Segurança 
    alimentar e nutricional – algumas considerações 
  Maria 
    do Carmo Soares de Freitas 
  O Brasil, 
    desde muito, convive com imensas diferenças entre o crescimento econômico 
    e o social. O econômico se apóia em um modelo de modernização 
    conservadora que, por sua vez, se constitui em uma matriz pouco favorável 
    à generalização da cidadania e dos padrões fundamentais 
    para uma proposta de eqüidade social. Com isso, observa-se a dificuldade 
    de acesso ao alimento, em quantidade e qualidade, para uma parte considerável 
    da população.
  A política 
    econômica concentradora de renda e sem relevantes investimentos sociais 
    prescreve uma espécie de perversão no nível da qualidade 
    de vida em setores médios e populares, emergindo uma maior pobreza 
    urbana, violência e deterioração dos serviços. 
    Nos últimos anos, a persistência desse modelo produz mudanças 
    significativas no papel do Estado, em que ocorre o deslocamento do social 
    institucional para uma espécie de vazio social para a população.

*Exercício proposto a*. Transcreva sem alterações as linhas da listagem, começando pela primeira e parando depois da linha que contém "icon: butterfly lower", inclusive.
O texto e a listagem não têm nenhuma relação entre si.

*Dados de anotação de caixas*.
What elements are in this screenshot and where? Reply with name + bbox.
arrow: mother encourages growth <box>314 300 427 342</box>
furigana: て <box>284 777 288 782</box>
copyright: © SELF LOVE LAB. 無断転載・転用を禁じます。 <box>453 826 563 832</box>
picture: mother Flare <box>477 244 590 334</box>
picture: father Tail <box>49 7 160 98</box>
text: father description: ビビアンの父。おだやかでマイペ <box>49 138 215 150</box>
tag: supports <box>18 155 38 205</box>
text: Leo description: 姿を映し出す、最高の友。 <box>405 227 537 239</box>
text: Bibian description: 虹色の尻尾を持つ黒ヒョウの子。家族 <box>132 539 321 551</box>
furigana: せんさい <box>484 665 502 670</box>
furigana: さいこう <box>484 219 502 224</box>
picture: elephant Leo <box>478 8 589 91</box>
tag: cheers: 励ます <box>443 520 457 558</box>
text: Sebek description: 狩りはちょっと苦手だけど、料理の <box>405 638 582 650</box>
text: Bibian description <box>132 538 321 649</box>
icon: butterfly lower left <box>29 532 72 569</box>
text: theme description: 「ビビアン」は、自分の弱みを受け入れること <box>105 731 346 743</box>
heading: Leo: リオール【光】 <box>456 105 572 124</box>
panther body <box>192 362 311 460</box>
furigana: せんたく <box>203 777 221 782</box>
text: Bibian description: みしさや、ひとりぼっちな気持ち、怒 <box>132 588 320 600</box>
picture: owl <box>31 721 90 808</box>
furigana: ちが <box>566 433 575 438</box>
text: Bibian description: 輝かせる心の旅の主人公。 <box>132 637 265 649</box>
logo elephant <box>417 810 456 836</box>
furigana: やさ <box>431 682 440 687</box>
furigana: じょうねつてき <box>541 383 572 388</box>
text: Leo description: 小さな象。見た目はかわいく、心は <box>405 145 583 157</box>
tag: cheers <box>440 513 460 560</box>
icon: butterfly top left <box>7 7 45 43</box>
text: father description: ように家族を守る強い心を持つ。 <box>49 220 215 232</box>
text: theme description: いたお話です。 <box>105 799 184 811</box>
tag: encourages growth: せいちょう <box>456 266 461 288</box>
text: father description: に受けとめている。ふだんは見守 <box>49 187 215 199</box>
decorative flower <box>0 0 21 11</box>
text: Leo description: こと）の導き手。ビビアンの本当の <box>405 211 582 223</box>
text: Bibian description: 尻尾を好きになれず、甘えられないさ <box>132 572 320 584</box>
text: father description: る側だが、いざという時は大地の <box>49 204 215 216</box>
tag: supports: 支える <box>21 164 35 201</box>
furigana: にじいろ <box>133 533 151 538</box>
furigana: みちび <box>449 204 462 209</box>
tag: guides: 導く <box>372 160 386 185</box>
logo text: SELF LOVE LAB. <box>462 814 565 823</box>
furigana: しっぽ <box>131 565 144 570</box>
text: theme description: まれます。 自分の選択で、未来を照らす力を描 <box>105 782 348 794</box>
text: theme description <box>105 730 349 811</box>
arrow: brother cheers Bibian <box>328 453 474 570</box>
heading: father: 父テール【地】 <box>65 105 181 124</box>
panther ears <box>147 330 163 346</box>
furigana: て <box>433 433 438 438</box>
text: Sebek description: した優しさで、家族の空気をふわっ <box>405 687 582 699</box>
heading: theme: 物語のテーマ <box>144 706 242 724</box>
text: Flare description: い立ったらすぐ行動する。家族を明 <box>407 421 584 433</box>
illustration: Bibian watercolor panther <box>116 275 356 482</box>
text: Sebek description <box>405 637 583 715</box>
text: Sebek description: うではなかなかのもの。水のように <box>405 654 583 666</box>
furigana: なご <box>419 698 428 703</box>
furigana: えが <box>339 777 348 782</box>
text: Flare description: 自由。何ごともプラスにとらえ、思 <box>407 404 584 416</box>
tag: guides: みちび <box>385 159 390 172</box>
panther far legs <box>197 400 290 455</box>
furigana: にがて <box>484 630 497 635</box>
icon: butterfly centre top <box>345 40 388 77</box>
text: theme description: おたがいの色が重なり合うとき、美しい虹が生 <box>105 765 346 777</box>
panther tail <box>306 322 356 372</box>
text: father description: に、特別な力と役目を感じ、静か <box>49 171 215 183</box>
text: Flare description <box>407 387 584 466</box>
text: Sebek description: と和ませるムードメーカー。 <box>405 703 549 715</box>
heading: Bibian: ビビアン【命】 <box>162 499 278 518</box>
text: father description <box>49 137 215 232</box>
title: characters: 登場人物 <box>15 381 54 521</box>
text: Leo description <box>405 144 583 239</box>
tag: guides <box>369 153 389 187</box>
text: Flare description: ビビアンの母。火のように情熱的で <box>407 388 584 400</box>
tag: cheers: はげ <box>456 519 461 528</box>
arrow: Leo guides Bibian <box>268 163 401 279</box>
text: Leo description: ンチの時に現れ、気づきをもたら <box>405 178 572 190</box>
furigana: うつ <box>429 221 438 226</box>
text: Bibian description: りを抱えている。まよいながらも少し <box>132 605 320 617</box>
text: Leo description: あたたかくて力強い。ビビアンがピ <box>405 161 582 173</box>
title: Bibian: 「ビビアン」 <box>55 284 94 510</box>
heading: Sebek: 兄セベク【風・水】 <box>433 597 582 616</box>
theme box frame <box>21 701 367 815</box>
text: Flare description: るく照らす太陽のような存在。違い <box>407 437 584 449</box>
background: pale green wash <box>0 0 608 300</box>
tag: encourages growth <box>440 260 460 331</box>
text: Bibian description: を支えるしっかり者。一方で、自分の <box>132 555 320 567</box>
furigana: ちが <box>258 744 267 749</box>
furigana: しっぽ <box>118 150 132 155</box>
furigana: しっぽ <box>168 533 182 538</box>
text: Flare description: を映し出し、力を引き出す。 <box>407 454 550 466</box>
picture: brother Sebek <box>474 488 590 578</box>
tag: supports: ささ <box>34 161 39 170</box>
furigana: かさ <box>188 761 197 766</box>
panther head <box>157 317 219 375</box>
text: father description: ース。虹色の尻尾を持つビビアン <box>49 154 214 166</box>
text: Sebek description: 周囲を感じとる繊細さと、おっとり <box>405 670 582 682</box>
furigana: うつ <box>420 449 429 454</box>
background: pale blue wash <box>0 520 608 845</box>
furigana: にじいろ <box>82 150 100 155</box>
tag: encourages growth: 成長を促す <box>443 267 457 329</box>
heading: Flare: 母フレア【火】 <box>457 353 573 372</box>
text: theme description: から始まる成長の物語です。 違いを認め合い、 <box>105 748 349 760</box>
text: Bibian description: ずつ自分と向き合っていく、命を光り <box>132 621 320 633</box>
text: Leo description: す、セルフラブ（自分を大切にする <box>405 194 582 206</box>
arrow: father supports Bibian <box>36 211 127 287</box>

*Exercício proposto b*. Dê continuidade ao texto sobre segurança alimentar e nutricional a partir do ponto em que ele termina.

*Resultado da tarefa a*.
What elements are in this screenshot and where? Reply with name + bbox.
arrow: mother encourages growth <box>314 300 427 342</box>
furigana: て <box>284 777 288 782</box>
copyright: © SELF LOVE LAB. 無断転載・転用を禁じます。 <box>453 826 563 832</box>
picture: mother Flare <box>477 244 590 334</box>
picture: father Tail <box>49 7 160 98</box>
text: father description: ビビアンの父。おだやかでマイペ <box>49 138 215 150</box>
tag: supports <box>18 155 38 205</box>
text: Leo description: 姿を映し出す、最高の友。 <box>405 227 537 239</box>
text: Bibian description: 虹色の尻尾を持つ黒ヒョウの子。家族 <box>132 539 321 551</box>
furigana: せんさい <box>484 665 502 670</box>
furigana: さいこう <box>484 219 502 224</box>
picture: elephant Leo <box>478 8 589 91</box>
tag: cheers: 励ます <box>443 520 457 558</box>
text: Sebek description: 狩りはちょっと苦手だけど、料理の <box>405 638 582 650</box>
text: Bibian description <box>132 538 321 649</box>
icon: butterfly lower left <box>29 532 72 569</box>

*Resultado da tarefa b*.
    A deficiência de projetos estatais nas periferias urbanas e em regiões 
    pobres do campo dificulta ainda mais a obtenção dos direitos 
    sociais e converte as questões políticas em questões 
    técnicas (Ivo, 2004). Cito como exemplo, um projeto de segurança 
    alimentar concebido pelo Estado como transferência de renda aos mais 
    pobres, o Programa Fome-Zero, que na realidade é mais uma política 
    pública divorciada do direito social ao alimento seguro. Isso porque, 
    ações como essas, não afetam a continuidade da produção 
    histórica de desigualdades sociais e fome. 
  Dados do 
    IBGE (2004) confirmam a tendência de concentração da renda, 
    e mostram o crescimento do número de pessoas que vivem em condições 
    de extrema pobreza. São 33% da população os que ganham 
    o equivalente a menos de trinta dólares por mês (FIBGE, 2004). 
    Também, a racionalidade dos gastos sociais instituídos pelas 
    incertezas do mercado financeiro (re) produz situações incertas 
    e inseguras para a população carente de serviços em educação, 
    saúde, nutrição, saneamento, habitação, 
    política pública, etc.. 
  Em termos 
    conceituais, segurança alimentar e nutricional significa a segurança 
    individual e coletiva em obter de modo permanente o alimento de qualidade, 
    como uma espécie de certeza construída na complexidade do cotidiano. 
    A noção de segurança sócio-econômica, vinculada 
    à qualidade sanitária do alimento e ao respeito ao meio ambiente 
    geram significados que se traduzem em condições de estabilidade 
    em relação à nutrição do corpo e da família. 
    O inverso corresponde à persistência da insegurança e 
    da fome crônica.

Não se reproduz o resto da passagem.